Give only the number of lines that contain the word "Lamp".

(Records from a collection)
########################################

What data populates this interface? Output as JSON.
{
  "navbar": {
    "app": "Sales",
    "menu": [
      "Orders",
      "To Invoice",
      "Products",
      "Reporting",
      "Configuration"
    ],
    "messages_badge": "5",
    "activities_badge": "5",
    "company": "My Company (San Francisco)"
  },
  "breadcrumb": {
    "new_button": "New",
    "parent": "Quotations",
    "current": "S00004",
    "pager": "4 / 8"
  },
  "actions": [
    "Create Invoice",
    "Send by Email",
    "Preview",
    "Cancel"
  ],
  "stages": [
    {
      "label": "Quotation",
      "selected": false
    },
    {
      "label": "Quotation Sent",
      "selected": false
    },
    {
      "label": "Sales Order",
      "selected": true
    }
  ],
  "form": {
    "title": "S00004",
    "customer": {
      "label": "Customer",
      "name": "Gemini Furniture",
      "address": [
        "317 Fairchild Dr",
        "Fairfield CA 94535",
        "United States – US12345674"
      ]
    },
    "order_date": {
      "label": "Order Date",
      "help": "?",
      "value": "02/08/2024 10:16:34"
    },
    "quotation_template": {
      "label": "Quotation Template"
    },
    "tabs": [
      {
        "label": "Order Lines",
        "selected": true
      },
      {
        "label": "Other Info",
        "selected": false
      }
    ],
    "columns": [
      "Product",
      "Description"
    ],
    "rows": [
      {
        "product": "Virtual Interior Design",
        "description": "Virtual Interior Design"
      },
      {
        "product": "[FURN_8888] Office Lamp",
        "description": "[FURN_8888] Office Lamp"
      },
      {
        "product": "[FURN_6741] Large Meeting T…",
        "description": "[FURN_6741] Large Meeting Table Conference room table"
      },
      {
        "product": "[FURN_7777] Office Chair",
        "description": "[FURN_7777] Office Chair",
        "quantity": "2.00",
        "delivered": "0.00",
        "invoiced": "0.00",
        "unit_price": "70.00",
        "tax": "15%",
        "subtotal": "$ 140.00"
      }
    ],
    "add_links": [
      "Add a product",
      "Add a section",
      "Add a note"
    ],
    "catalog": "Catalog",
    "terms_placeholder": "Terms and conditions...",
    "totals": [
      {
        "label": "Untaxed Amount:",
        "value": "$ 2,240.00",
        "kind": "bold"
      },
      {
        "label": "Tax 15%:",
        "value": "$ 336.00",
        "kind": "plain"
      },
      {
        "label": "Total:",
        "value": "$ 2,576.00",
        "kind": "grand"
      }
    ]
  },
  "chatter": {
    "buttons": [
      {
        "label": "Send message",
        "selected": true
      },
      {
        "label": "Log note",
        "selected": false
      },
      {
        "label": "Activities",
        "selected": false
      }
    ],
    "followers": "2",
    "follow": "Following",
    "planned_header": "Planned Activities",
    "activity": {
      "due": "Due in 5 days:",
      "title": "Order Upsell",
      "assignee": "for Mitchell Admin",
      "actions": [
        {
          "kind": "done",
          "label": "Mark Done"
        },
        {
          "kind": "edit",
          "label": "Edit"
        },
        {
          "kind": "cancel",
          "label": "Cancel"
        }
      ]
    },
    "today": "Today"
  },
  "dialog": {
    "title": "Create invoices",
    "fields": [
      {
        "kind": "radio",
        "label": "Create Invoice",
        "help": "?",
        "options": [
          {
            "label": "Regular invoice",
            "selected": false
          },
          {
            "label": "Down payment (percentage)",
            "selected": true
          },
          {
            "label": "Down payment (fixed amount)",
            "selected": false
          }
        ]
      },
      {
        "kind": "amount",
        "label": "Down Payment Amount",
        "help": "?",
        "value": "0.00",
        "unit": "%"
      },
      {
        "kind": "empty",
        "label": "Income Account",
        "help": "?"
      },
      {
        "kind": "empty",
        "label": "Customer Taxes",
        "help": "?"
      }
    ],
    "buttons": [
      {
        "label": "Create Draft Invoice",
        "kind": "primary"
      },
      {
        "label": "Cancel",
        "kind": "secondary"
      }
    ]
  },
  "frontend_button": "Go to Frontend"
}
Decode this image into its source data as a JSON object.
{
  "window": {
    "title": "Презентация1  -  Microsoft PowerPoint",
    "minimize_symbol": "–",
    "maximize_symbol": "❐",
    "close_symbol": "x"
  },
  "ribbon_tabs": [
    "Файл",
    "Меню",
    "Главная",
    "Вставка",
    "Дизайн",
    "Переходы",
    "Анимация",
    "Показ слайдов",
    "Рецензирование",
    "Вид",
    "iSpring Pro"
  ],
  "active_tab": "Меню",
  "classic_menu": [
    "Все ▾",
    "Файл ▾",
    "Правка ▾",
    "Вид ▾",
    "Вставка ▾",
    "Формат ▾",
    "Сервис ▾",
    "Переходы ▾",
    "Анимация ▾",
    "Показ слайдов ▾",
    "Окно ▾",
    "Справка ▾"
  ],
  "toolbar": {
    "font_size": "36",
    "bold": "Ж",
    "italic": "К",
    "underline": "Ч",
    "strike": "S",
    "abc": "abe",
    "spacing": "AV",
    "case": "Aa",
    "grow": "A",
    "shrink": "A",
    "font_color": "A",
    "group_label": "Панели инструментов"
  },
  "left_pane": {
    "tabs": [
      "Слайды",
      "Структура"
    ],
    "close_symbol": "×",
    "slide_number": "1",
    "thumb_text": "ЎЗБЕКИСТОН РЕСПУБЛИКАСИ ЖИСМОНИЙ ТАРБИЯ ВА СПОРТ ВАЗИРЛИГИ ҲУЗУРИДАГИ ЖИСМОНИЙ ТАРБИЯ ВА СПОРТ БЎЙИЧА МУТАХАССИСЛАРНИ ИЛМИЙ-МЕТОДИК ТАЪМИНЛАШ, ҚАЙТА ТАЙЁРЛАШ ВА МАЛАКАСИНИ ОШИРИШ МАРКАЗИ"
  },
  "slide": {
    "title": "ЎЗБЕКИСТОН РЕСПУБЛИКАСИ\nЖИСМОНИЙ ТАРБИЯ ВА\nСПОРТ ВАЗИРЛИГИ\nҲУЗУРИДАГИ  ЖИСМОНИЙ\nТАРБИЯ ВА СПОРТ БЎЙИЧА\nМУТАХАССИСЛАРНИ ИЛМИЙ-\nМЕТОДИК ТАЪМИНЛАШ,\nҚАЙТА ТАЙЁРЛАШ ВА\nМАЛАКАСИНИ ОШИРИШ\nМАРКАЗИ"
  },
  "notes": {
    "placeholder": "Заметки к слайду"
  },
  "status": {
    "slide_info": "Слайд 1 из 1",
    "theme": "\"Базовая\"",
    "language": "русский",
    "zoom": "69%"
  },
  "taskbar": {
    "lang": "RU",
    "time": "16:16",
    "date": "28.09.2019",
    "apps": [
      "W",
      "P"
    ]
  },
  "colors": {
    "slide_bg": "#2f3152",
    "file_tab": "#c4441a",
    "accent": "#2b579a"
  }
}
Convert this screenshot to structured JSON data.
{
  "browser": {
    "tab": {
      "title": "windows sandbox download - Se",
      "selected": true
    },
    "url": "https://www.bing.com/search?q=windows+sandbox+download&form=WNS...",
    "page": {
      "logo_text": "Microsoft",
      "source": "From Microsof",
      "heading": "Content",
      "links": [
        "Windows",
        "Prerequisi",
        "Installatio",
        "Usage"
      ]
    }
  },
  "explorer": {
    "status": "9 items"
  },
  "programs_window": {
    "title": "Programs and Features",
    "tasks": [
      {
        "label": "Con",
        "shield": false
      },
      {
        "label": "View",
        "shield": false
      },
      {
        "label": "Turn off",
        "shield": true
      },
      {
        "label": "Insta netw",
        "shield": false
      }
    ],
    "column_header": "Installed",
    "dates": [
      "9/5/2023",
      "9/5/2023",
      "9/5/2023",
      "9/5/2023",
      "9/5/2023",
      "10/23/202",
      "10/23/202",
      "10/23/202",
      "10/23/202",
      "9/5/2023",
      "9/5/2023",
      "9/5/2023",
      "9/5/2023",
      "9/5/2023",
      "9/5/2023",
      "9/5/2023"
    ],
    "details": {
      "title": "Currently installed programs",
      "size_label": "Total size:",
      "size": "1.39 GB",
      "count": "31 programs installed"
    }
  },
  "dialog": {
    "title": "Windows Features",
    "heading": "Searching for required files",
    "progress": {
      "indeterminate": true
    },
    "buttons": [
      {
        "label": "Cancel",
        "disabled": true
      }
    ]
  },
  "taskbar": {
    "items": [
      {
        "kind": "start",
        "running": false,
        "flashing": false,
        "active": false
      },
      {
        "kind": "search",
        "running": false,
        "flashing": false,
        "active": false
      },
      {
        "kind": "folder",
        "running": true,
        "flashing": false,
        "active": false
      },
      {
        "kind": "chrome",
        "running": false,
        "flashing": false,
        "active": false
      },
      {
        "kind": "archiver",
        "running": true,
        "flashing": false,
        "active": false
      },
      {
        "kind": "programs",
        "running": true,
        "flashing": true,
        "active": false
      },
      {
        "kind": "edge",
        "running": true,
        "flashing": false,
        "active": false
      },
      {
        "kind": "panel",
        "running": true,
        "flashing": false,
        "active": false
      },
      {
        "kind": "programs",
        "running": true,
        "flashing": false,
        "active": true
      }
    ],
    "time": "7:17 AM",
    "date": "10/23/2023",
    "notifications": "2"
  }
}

########################################

* _SOLUTION_:
2